[start DATA SHOWN]

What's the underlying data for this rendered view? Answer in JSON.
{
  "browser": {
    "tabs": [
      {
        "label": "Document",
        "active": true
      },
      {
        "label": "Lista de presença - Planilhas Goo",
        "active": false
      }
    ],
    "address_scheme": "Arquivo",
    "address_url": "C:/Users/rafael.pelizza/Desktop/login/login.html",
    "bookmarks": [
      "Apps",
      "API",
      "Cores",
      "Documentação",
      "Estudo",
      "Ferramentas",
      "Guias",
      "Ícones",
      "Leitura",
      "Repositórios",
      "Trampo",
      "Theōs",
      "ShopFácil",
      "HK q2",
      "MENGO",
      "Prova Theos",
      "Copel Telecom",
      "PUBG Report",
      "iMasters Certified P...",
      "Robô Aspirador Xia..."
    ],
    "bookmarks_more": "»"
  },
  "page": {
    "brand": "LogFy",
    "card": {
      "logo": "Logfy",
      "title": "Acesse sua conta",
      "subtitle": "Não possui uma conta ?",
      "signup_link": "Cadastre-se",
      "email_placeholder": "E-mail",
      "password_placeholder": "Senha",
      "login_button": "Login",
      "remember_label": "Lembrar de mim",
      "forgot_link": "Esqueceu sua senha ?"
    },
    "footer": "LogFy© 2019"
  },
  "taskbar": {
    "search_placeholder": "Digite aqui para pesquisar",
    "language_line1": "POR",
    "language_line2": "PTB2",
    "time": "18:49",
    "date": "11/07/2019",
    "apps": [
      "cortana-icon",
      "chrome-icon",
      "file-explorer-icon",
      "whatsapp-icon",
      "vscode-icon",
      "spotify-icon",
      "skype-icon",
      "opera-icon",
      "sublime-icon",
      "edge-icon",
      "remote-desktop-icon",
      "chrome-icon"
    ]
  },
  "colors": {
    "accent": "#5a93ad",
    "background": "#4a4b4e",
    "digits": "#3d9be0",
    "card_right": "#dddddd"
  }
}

[end DATA SHOWN]

* TASK
Transcribe each entry precisely, missing none.

* ANSWER TO THIS EXERCISE
What's the underlying data for this rendered view? Answer in JSON.
{
  "browser": {
    "tabs": [
      {
        "label": "Document",
        "active": true
      },
      {
        "label": "Lista de presença - Planilhas Goo",
        "active": false
      }
    ],
    "address_scheme": "Arquivo",
    "address_url": "C:/Users/rafael.pelizza/Desktop/login/login.html",
    "bookmarks": [
      "Apps",
      "API",
      "Cores",
      "Documentação",
      "Estudo",
      "Ferramentas",
      "Guias",
      "Ícones",
      "Leitura",
      "Repositórios",
      "Trampo",
      "Theōs",
      "ShopFácil",
      "HK q2",
      "MENGO",
      "Prova Theos",
      "Copel Telecom",
      "PUBG Report",
      "iMasters Certified P...",
      "Robô Aspirador Xia..."
    ],
    "bookmarks_more": "»"
  },
  "page": {
    "brand": "LogFy",
    "card": {
      "logo": "Logfy",
      "title": "Acesse sua conta",
      "subtitle": "Não possui uma conta ?",
      "signup_link": "Cadastre-se",
      "email_placeholder": "E-mail",
      "password_placeholder": "Senha",
      "login_button": "Login",
      "remember_label": "Lembrar de mim",
      "forgot_link": "Esqueceu sua senha ?"
    },
    "footer": "LogFy© 2019"
  },
  "taskbar": {
    "search_placeholder": "Digite aqui para pesquisar",
    "language_line1": "POR",
    "language_line2": "PTB2",
    "time": "18:49",
    "date": "11/07/2019",
    "apps": [
      "cortana-icon",
      "chrome-icon",
      "file-explorer-icon",
      "whatsapp-icon",
      "vscode-icon",
      "spotify-icon",
      "skype-icon",
      "opera-icon",
      "sublime-icon",
      "edge-icon",
      "remote-desktop-icon",
      "chrome-icon"
    ]
  },
  "colors": {
    "accent": "#5a93ad",
    "background": "#4a4b4e",
    "digits": "#3d9be0",
    "card_right": "#dddddd"
  }
}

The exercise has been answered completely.